• AVAILABLE RECORDS
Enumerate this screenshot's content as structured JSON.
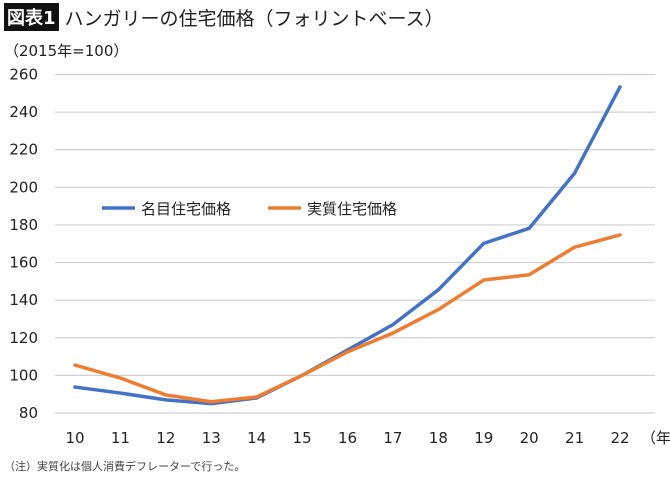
{
  "header": {
    "badge": "図表1",
    "title": "ハンガリーの住宅価格（フォリントベース）"
  },
  "unit_label": "（2015年=100）",
  "note": "（注）実質化は個人消費デフレーターで行った。",
  "chart_data": {
    "type": "line",
    "title": "ハンガリーの住宅価格（フォリントベース）",
    "ylabel": "（2015年=100）",
    "xlabel": "（年）",
    "x": [
      "10",
      "11",
      "12",
      "13",
      "14",
      "15",
      "16",
      "17",
      "18",
      "19",
      "20",
      "21",
      "22"
    ],
    "x_unit": "（年）",
    "ylim": [
      80,
      260
    ],
    "yticks": [
      80,
      100,
      120,
      140,
      160,
      180,
      200,
      220,
      240,
      260
    ],
    "grid": true,
    "legend_position": "center-left",
    "series": [
      {
        "name": "名目住宅価格",
        "color": "#4472C4",
        "values": [
          93.8,
          90.6,
          87,
          85,
          88,
          100,
          113.5,
          127,
          145.5,
          170.2,
          178.2,
          207.5,
          253.4
        ]
      },
      {
        "name": "実質住宅価格",
        "color": "#ED7D31",
        "values": [
          105.5,
          98.6,
          89.6,
          86,
          88.5,
          100,
          112.5,
          122.5,
          135,
          150.7,
          153.5,
          168.2,
          174.7
        ]
      }
    ]
  }
}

• TASK
Quote each entry above verbatim and drop the pictures.

• EXPECTED OUTPUT
Enumerate this screenshot's content as structured JSON.
{
  "header": {
    "badge": "図表1",
    "title": "ハンガリーの住宅価格（フォリントベース）"
  },
  "unit_label": "（2015年=100）",
  "note": "（注）実質化は個人消費デフレーターで行った。",
  "chart_data": {
    "type": "line",
    "title": "ハンガリーの住宅価格（フォリントベース）",
    "ylabel": "（2015年=100）",
    "xlabel": "（年）",
    "x": [
      "10",
      "11",
      "12",
      "13",
      "14",
      "15",
      "16",
      "17",
      "18",
      "19",
      "20",
      "21",
      "22"
    ],
    "x_unit": "（年）",
    "ylim": [
      80,
      260
    ],
    "yticks": [
      80,
      100,
      120,
      140,
      160,
      180,
      200,
      220,
      240,
      260
    ],
    "grid": true,
    "legend_position": "center-left",
    "series": [
      {
        "name": "名目住宅価格",
        "color": "#4472C4",
        "values": [
          93.8,
          90.6,
          87,
          85,
          88,
          100,
          113.5,
          127,
          145.5,
          170.2,
          178.2,
          207.5,
          253.4
        ]
      },
      {
        "name": "実質住宅価格",
        "color": "#ED7D31",
        "values": [
          105.5,
          98.6,
          89.6,
          86,
          88.5,
          100,
          112.5,
          122.5,
          135,
          150.7,
          153.5,
          168.2,
          174.7
        ]
      }
    ]
  }
}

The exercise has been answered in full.